YOUR INSTRUCTIONS
Write out the entries below once more, exactly.
**** SOURCE RECORDS
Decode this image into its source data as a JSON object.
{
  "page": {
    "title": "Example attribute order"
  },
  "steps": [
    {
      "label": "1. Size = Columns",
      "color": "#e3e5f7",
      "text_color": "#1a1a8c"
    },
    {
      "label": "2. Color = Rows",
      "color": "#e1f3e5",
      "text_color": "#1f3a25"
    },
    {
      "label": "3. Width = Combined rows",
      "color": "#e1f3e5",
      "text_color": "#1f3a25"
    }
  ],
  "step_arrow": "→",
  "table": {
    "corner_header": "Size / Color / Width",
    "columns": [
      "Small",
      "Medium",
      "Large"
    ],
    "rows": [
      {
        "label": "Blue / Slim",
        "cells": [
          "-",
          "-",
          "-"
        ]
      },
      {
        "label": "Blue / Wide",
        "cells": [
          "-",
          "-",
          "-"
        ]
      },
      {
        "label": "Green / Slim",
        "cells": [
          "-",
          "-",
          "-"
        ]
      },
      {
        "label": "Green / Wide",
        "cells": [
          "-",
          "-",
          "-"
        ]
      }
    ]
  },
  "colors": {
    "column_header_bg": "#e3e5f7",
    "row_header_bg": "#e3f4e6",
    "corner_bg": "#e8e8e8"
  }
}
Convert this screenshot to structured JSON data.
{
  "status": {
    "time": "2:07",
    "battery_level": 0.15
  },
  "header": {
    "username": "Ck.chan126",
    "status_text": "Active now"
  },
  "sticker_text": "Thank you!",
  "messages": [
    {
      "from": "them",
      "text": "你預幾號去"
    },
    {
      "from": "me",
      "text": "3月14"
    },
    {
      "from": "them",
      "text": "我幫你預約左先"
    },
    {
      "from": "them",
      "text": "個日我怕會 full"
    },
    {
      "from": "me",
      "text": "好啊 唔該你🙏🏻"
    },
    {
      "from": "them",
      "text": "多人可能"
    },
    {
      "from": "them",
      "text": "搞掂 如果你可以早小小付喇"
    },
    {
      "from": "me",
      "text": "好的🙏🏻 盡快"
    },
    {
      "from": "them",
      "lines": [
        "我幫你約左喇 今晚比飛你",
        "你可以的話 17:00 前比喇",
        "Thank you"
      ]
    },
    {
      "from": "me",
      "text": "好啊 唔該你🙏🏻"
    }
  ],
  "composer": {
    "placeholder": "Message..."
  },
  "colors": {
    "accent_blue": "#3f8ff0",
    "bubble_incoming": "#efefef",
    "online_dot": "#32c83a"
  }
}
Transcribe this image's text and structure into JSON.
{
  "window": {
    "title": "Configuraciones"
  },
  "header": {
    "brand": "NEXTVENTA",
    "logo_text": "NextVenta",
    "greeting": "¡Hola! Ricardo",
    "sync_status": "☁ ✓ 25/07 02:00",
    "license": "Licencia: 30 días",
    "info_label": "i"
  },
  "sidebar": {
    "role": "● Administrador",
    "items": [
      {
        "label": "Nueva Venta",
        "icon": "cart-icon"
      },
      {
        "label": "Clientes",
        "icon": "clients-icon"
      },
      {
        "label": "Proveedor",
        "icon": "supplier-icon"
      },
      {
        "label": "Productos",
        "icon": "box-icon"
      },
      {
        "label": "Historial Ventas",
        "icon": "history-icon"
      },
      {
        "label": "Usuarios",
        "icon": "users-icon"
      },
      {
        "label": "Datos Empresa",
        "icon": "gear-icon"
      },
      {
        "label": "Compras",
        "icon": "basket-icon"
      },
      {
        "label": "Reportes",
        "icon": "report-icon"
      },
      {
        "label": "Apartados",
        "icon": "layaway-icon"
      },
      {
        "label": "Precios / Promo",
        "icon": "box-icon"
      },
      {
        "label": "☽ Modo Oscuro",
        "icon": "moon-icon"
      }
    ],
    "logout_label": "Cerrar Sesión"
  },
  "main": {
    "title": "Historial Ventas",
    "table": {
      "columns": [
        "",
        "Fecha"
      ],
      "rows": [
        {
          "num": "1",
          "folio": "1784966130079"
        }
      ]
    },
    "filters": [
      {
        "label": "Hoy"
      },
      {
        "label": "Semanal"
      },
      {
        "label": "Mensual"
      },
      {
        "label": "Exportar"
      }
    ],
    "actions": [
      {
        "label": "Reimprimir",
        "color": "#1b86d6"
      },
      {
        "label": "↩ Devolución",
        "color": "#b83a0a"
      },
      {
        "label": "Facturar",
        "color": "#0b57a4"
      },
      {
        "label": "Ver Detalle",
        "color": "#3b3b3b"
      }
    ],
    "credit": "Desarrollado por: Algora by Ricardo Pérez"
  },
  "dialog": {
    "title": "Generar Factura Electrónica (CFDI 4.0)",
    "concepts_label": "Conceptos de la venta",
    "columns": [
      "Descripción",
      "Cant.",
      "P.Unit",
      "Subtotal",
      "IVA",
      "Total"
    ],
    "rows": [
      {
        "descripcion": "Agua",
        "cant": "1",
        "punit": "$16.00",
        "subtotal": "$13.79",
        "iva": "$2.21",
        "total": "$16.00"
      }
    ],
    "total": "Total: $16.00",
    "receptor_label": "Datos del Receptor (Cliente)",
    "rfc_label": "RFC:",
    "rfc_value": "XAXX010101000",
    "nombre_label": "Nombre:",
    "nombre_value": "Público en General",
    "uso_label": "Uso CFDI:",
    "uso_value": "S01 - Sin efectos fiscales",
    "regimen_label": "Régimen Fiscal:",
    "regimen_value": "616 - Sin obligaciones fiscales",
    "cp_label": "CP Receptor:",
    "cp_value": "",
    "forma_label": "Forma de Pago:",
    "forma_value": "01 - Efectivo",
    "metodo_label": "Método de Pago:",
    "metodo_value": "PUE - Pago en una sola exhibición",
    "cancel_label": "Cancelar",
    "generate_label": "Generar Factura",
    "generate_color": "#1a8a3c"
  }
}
********
ANSWER TO THE EXERCISE
Decode this image into its source data as a JSON object.
{
  "page": {
    "title": "Example attribute order"
  },
  "steps": [
    {
      "label": "1. Size = Columns",
      "color": "#e3e5f7",
      "text_color": "#1a1a8c"
    },
    {
      "label": "2. Color = Rows",
      "color": "#e1f3e5",
      "text_color": "#1f3a25"
    },
    {
      "label": "3. Width = Combined rows",
      "color": "#e1f3e5",
      "text_color": "#1f3a25"
    }
  ],
  "step_arrow": "→",
  "table": {
    "corner_header": "Size / Color / Width",
    "columns": [
      "Small",
      "Medium",
      "Large"
    ],
    "rows": [
      {
        "label": "Blue / Slim",
        "cells": [
          "-",
          "-",
          "-"
        ]
      },
      {
        "label": "Blue / Wide",
        "cells": [
          "-",
          "-",
          "-"
        ]
      },
      {
        "label": "Green / Slim",
        "cells": [
          "-",
          "-",
          "-"
        ]
      },
      {
        "label": "Green / Wide",
        "cells": [
          "-",
          "-",
          "-"
        ]
      }
    ]
  },
  "colors": {
    "column_header_bg": "#e3e5f7",
    "row_header_bg": "#e3f4e6",
    "corner_bg": "#e8e8e8"
  }
}
Convert this screenshot to structured JSON data.
{
  "status": {
    "time": "2:07",
    "battery_level": 0.15
  },
  "header": {
    "username": "Ck.chan126",
    "status_text": "Active now"
  },
  "sticker_text": "Thank you!",
  "messages": [
    {
      "from": "them",
      "text": "你預幾號去"
    },
    {
      "from": "me",
      "text": "3月14"
    },
    {
      "from": "them",
      "text": "我幫你預約左先"
    },
    {
      "from": "them",
      "text": "個日我怕會 full"
    },
    {
      "from": "me",
      "text": "好啊 唔該你🙏🏻"
    },
    {
      "from": "them",
      "text": "多人可能"
    },
    {
      "from": "them",
      "text": "搞掂 如果你可以早小小付喇"
    },
    {
      "from": "me",
      "text": "好的🙏🏻 盡快"
    },
    {
      "from": "them",
      "lines": [
        "我幫你約左喇 今晚比飛你",
        "你可以的話 17:00 前比喇",
        "Thank you"
      ]
    },
    {
      "from": "me",
      "text": "好啊 唔該你🙏🏻"
    }
  ],
  "composer": {
    "placeholder": "Message..."
  },
  "colors": {
    "accent_blue": "#3f8ff0",
    "bubble_incoming": "#efefef",
    "online_dot": "#32c83a"
  }
}
Transcribe this image's text and structure into JSON.
{
  "window": {
    "title": "Configuraciones"
  },
  "header": {
    "brand": "NEXTVENTA",
    "logo_text": "NextVenta",
    "greeting": "¡Hola! Ricardo",
    "sync_status": "☁ ✓ 25/07 02:00",
    "license": "Licencia: 30 días",
    "info_label": "i"
  },
  "sidebar": {
    "role": "● Administrador",
    "items": [
      {
        "label": "Nueva Venta",
        "icon": "cart-icon"
      },
      {
        "label": "Clientes",
        "icon": "clients-icon"
      },
      {
        "label": "Proveedor",
        "icon": "supplier-icon"
      },
      {
        "label": "Productos",
        "icon": "box-icon"
      },
      {
        "label": "Historial Ventas",
        "icon": "history-icon"
      },
      {
        "label": "Usuarios",
        "icon": "users-icon"
      },
      {
        "label": "Datos Empresa",
        "icon": "gear-icon"
      },
      {
        "label": "Compras",
        "icon": "basket-icon"
      },
      {
        "label": "Reportes",
        "icon": "report-icon"
      },
      {
        "label": "Apartados",
        "icon": "layaway-icon"
      },
      {
        "label": "Precios / Promo",
        "icon": "box-icon"
      },
      {
        "label": "☽ Modo Oscuro",
        "icon": "moon-icon"
      }
    ],
    "logout_label": "Cerrar Sesión"
  },
  "main": {
    "title": "Historial Ventas",
    "table": {
      "columns": [
        "",
        "Fecha"
      ],
      "rows": [
        {
          "num": "1",
          "folio": "1784966130079"
        }
      ]
    },
    "filters": [
      {
        "label": "Hoy"
      },
      {
        "label": "Semanal"
      },
      {
        "label": "Mensual"
      },
      {
        "label": "Exportar"
      }
    ],
    "actions": [
      {
        "label": "Reimprimir",
        "color": "#1b86d6"
      },
      {
        "label": "↩ Devolución",
        "color": "#b83a0a"
      },
      {
        "label": "Facturar",
        "color": "#0b57a4"
      },
      {
        "label": "Ver Detalle",
        "color": "#3b3b3b"
      }
    ],
    "credit": "Desarrollado por: Algora by Ricardo Pérez"
  },
  "dialog": {
    "title": "Generar Factura Electrónica (CFDI 4.0)",
    "concepts_label": "Conceptos de la venta",
    "columns": [
      "Descripción",
      "Cant.",
      "P.Unit",
      "Subtotal",
      "IVA",
      "Total"
    ],
    "rows": [
      {
        "descripcion": "Agua",
        "cant": "1",
        "punit": "$16.00",
        "subtotal": "$13.79",
        "iva": "$2.21",
        "total": "$16.00"
      }
    ],
    "total": "Total: $16.00",
    "receptor_label": "Datos del Receptor (Cliente)",
    "rfc_label": "RFC:",
    "rfc_value": "XAXX010101000",
    "nombre_label": "Nombre:",
    "nombre_value": "Público en General",
    "uso_label": "Uso CFDI:",
    "uso_value": "S01 - Sin efectos fiscales",
    "regimen_label": "Régimen Fiscal:",
    "regimen_value": "616 - Sin obligaciones fiscales",
    "cp_label": "CP Receptor:",
    "cp_value": "",
    "forma_label": "Forma de Pago:",
    "forma_value": "01 - Efectivo",
    "metodo_label": "Método de Pago:",
    "metodo_value": "PUE - Pago en una sola exhibición",
    "cancel_label": "Cancelar",
    "generate_label": "Generar Factura",
    "generate_color": "#1a8a3c"
  }
}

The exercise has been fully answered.